Impact of GET3B on chloroplast proteome, PS II assembly and carbon fixation
The proteomic analysis provided a comprehensive overview of the downstream effects caused by the absence or reduction of GET3B. This was crucial in identifying the specific proteins and pathways most affected by the get3b mutation, shedding light on the multifaceted role of GET3B in chloroplast biogenesis and function. One of the most striking findings from the proteomic analysis was the global effect on the abundance of plastudic proteins in the get3b mutant (Figure 1). These encompass a wide functional range, suggesting that GET3B has a broad impact on chloroplast proteostasis.
---*---
CHECK YOUR UNDERSTANDING:
1. From the GET3B passage, please reproduce the stretch from "Impact of GET3B" through "on chloroplast proteostasis.".
2. According to the GET3B passage, what does the wide functional range of the affected proteins suggest?

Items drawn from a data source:
---*---
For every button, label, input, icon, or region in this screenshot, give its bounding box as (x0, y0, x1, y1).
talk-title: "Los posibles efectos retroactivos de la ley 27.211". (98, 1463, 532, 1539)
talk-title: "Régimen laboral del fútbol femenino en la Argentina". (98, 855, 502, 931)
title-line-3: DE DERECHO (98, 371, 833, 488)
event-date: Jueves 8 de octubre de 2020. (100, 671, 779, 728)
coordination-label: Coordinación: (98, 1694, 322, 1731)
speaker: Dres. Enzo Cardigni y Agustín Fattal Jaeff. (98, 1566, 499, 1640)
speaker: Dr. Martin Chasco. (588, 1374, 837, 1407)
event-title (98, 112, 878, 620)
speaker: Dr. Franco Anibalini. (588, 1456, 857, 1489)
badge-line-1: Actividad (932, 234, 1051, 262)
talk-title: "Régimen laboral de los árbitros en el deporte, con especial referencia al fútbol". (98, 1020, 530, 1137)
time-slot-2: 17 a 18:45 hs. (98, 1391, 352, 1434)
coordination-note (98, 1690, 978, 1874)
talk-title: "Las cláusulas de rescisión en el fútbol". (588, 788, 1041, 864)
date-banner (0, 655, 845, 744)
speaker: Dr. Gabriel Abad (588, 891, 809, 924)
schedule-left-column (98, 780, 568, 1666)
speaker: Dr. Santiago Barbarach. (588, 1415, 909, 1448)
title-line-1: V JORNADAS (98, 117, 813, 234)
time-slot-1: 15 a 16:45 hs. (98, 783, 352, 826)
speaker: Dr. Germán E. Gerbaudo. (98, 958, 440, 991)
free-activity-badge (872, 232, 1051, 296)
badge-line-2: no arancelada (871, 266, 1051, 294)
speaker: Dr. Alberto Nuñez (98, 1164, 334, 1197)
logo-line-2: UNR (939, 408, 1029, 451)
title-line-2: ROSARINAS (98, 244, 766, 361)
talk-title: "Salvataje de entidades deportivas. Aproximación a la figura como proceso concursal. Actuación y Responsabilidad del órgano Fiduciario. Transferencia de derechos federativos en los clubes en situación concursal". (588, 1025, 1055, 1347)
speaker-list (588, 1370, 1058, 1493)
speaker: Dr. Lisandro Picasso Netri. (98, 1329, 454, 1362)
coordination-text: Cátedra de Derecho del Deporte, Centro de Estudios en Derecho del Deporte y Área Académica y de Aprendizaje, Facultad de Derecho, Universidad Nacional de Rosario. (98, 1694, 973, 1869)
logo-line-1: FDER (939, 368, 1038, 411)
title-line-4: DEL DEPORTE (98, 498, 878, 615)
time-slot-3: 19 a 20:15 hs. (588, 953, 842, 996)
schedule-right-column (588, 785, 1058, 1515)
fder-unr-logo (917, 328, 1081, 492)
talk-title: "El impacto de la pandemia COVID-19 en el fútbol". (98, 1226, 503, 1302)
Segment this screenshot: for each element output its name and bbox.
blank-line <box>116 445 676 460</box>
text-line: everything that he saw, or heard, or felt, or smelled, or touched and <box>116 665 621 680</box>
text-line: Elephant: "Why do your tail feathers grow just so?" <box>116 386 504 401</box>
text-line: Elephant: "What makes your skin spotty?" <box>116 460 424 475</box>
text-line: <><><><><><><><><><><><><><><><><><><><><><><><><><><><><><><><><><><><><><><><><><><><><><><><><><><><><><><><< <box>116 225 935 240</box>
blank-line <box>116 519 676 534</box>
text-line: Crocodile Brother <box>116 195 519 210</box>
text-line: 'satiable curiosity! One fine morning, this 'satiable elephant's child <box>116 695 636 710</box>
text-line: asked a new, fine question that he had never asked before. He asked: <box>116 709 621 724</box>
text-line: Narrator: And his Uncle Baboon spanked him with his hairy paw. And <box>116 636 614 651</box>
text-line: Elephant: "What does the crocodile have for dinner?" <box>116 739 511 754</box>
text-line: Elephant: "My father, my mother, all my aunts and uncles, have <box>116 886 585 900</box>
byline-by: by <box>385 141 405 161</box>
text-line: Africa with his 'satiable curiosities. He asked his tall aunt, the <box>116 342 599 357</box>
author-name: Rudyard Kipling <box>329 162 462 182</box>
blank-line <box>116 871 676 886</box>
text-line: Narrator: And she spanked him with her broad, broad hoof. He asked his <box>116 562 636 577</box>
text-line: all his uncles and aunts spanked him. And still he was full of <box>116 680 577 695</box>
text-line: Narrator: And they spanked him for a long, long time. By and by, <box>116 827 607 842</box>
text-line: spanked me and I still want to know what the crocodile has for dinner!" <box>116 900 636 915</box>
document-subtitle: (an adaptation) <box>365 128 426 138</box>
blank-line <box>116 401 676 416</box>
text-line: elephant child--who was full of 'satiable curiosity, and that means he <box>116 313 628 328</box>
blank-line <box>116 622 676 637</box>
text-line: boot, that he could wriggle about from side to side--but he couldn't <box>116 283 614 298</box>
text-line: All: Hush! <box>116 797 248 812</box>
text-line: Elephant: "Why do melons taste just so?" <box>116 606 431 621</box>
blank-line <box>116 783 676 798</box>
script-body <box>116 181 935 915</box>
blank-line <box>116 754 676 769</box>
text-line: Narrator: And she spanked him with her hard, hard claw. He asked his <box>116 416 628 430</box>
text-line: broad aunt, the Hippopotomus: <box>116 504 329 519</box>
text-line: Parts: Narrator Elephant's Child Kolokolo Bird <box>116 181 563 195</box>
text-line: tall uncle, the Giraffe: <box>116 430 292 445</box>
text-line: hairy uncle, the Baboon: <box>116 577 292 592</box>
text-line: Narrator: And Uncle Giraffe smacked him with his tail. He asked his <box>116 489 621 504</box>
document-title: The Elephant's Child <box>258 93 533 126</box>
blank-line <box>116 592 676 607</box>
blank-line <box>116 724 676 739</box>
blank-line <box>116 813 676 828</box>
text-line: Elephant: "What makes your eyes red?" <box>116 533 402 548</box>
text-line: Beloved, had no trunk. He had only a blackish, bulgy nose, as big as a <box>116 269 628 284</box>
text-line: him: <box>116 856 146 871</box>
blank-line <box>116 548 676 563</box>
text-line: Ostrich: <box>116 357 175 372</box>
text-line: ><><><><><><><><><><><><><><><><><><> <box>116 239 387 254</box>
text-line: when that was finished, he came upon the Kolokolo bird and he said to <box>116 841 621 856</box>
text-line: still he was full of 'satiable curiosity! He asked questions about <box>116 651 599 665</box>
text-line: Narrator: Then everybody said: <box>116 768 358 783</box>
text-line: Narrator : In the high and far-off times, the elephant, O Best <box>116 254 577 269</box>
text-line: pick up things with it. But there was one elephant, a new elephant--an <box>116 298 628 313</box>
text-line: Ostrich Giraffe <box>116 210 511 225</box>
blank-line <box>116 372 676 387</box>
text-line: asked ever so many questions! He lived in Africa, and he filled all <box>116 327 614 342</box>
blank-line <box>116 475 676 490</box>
---*---
SOLUTIONS TO THE TASKS:
1.
Impact of GET3B on chloroplast proteome, PS II assembly and carbon fixation
The proteomic analysis provided a comprehensive overview of the downstream effects caused by the absence or reduction of GET3B. This was crucial in identifying the specific proteins and pathways most affected by the get3b mutation, shedding light on the multifaceted role of GET3B in chloroplast biogenesis and function. One of the most striking findings from the proteomic analysis was the global effect on the abundance of plastudic proteins in the get3b mutant (Figure 1). These encompass a wide functional range, suggesting that GET3B has a broad impact on chloroplast proteostasis.

2. It suggests that GET3B has a broad impact on chloroplast proteostasis.